Wherever "text" appears in a line, list that line.

* start GIVEN RECORDS *

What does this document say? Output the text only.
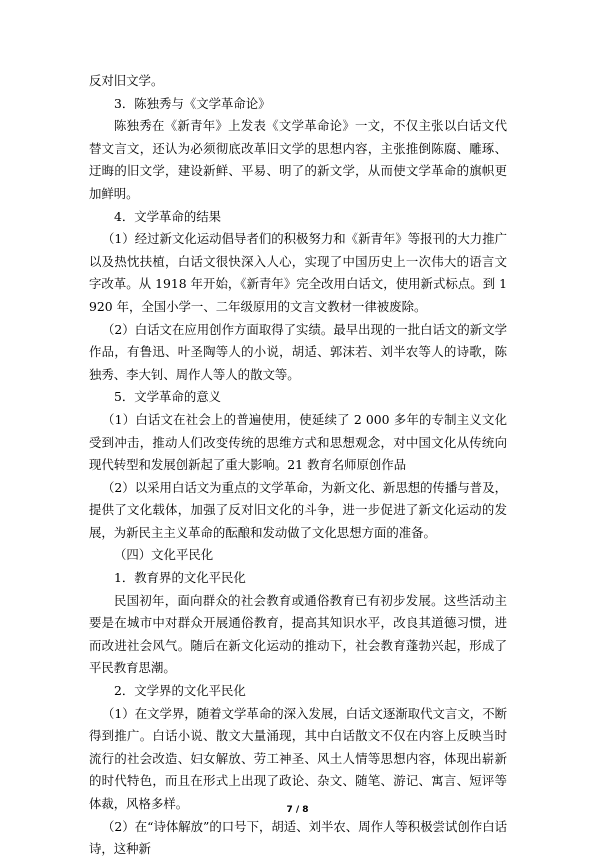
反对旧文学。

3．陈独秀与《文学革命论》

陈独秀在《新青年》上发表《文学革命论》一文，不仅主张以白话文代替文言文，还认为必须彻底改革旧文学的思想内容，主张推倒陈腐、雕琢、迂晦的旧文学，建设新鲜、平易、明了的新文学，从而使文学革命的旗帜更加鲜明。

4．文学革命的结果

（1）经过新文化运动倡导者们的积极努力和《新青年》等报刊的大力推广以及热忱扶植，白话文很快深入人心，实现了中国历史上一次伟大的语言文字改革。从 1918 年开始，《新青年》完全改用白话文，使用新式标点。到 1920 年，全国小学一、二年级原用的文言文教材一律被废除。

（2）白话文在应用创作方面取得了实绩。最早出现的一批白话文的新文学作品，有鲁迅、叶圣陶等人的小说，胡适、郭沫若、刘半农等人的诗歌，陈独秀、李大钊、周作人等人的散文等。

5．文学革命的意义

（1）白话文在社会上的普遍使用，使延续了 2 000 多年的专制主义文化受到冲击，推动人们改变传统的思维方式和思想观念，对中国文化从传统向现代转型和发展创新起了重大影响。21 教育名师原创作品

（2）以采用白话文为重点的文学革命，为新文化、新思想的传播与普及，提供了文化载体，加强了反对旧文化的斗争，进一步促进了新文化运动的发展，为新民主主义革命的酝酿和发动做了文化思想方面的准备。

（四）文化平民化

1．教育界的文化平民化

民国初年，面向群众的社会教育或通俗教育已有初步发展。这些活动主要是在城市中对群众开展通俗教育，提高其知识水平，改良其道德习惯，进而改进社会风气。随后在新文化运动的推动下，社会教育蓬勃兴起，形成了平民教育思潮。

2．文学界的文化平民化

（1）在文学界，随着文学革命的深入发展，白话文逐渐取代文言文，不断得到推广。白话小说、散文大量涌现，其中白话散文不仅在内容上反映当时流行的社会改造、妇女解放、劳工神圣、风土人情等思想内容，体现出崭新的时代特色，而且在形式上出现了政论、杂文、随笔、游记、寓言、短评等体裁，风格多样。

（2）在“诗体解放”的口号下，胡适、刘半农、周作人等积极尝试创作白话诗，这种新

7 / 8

* end GIVEN RECORDS *
* start GIVEN RECORDS *

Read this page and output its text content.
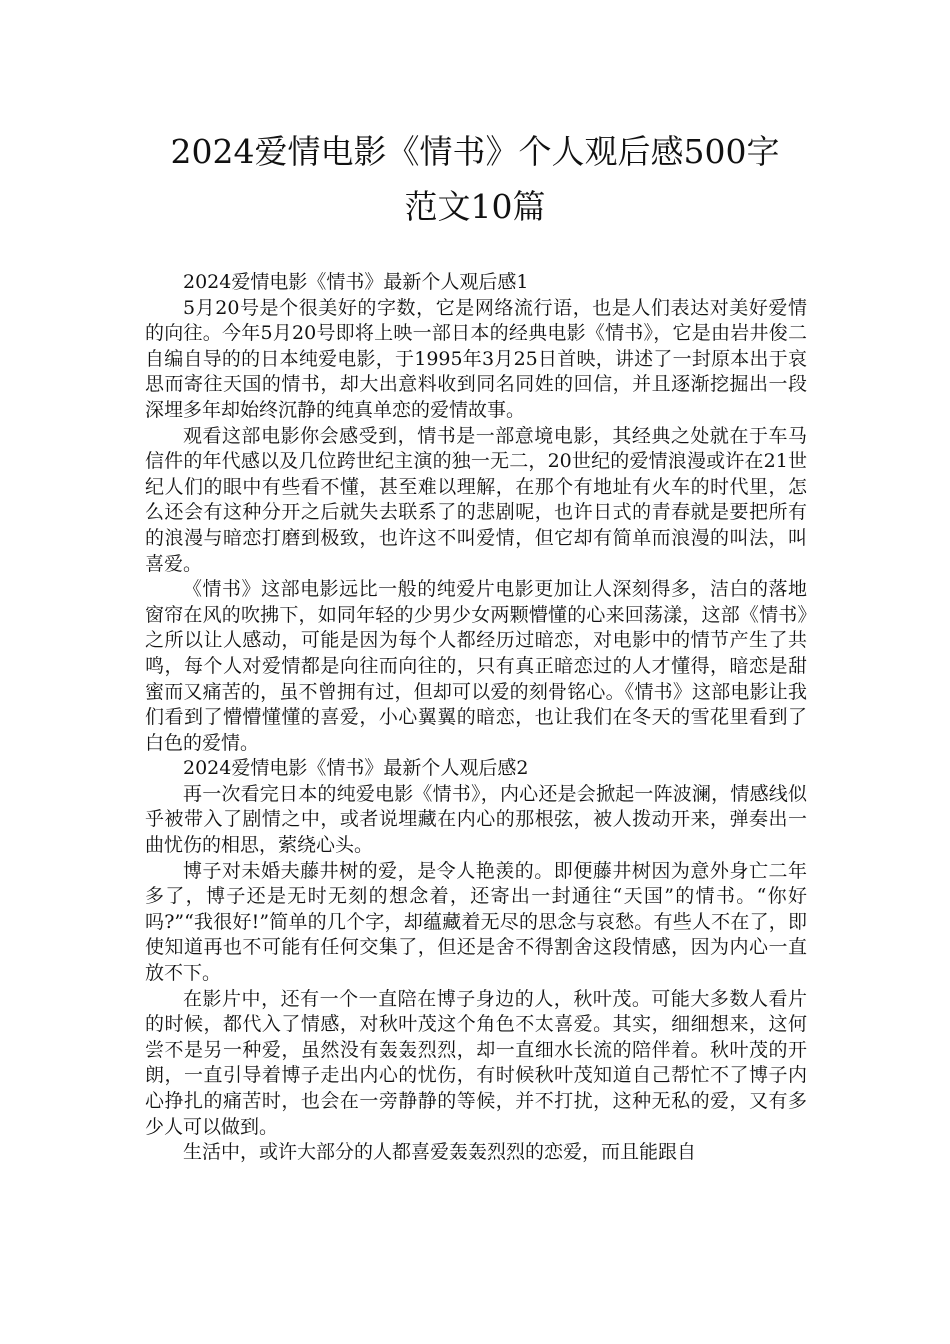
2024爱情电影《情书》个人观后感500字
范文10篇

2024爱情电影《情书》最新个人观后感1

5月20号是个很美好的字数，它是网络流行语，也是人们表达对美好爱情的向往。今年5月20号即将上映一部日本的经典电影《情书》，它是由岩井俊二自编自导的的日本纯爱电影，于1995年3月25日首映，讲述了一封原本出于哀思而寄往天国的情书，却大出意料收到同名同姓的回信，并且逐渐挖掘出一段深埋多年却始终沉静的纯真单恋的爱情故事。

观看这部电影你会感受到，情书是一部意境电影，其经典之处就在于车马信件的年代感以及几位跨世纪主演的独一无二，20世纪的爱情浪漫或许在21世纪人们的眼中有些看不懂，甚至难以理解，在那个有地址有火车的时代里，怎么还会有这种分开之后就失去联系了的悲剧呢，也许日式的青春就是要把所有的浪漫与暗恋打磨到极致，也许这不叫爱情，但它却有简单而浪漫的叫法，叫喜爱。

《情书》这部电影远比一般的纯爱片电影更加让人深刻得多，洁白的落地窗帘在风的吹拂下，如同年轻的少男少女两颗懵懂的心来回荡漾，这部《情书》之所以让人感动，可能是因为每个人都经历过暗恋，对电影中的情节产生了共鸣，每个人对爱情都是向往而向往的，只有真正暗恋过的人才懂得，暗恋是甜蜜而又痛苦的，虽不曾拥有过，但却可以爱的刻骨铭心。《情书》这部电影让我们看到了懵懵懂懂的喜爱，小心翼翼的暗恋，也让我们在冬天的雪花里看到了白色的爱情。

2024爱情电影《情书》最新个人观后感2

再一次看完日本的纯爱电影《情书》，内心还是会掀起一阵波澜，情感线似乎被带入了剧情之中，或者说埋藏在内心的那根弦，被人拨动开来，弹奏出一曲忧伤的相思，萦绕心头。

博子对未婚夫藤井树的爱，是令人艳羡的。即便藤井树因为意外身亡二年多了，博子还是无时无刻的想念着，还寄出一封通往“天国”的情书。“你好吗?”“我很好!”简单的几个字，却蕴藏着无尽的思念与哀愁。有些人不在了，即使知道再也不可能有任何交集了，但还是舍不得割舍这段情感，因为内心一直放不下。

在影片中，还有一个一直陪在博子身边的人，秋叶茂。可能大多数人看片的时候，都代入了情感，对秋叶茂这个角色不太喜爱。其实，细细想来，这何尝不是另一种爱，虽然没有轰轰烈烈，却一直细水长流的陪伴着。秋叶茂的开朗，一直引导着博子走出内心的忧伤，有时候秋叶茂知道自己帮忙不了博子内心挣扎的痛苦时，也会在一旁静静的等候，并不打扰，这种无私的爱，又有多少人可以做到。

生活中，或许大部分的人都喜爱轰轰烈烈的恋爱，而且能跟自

* end GIVEN RECORDS *
* start GIVEN RECORDS *

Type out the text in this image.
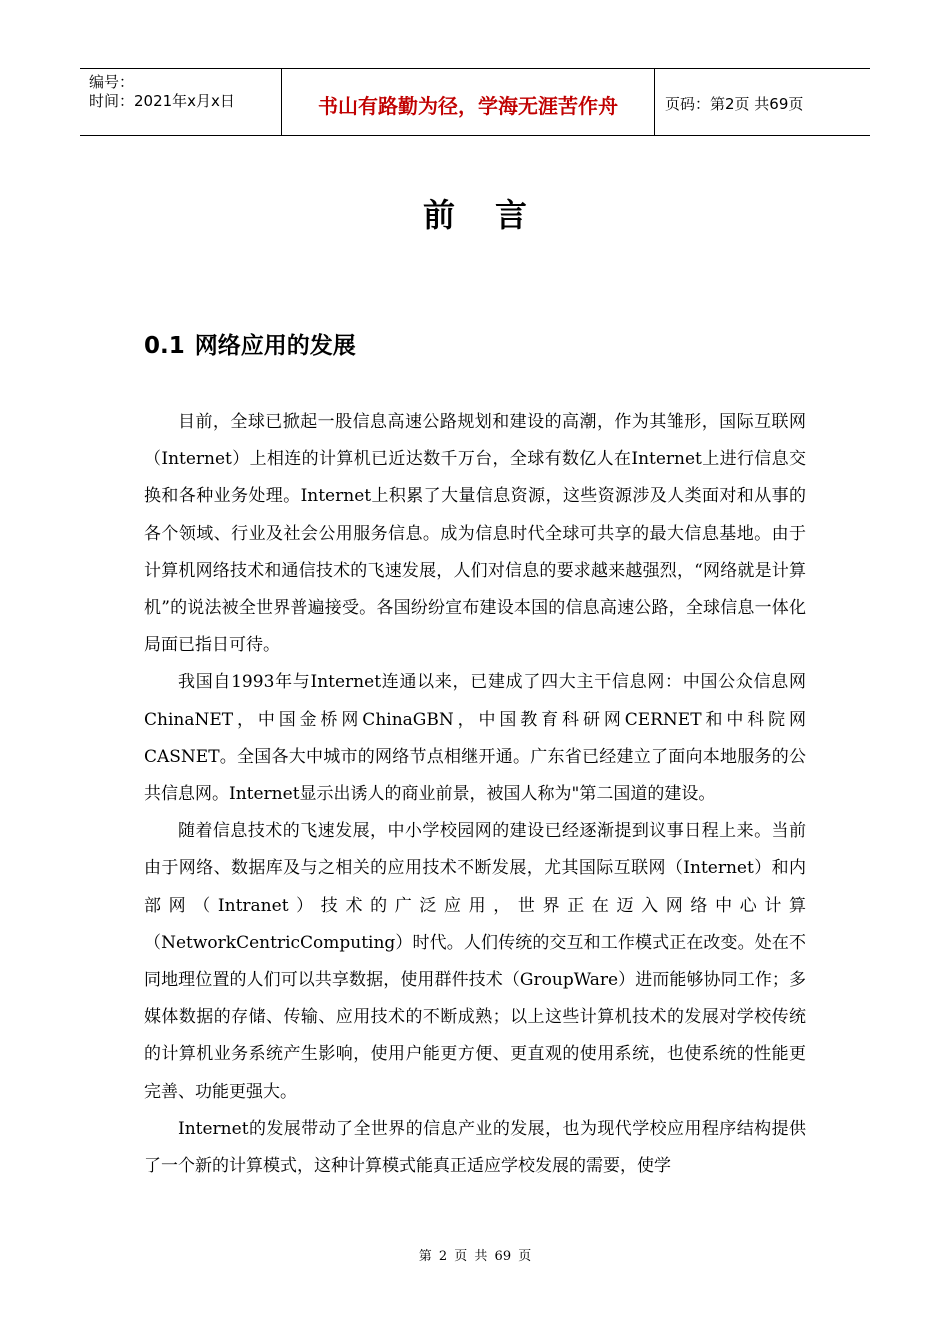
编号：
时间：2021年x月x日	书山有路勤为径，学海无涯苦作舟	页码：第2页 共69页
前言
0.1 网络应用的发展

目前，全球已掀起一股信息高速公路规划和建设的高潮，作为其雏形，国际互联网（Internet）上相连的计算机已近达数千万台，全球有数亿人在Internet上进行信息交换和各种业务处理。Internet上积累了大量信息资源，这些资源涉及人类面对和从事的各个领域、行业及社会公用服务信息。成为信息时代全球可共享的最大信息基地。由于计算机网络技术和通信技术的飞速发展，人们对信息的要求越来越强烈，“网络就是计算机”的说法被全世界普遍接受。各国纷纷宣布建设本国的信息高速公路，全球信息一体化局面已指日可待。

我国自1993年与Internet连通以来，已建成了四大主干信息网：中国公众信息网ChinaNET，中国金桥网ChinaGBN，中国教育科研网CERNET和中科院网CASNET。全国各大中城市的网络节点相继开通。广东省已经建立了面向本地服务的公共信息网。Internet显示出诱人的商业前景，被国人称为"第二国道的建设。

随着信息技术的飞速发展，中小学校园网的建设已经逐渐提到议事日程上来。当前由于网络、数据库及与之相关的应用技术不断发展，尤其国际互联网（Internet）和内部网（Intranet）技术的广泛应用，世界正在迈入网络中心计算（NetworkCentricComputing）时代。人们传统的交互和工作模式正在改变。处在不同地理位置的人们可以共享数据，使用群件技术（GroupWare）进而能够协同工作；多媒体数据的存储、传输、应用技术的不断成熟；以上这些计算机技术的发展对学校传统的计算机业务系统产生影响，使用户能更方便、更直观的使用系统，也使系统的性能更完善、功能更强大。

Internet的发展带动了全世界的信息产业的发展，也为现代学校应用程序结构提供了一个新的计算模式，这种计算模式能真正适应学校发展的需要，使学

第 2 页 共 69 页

* end GIVEN RECORDS *

• EXERCISE RESULT
What does this document say? Output the text only.
Read this page and output its text content.
Type out the text in this image.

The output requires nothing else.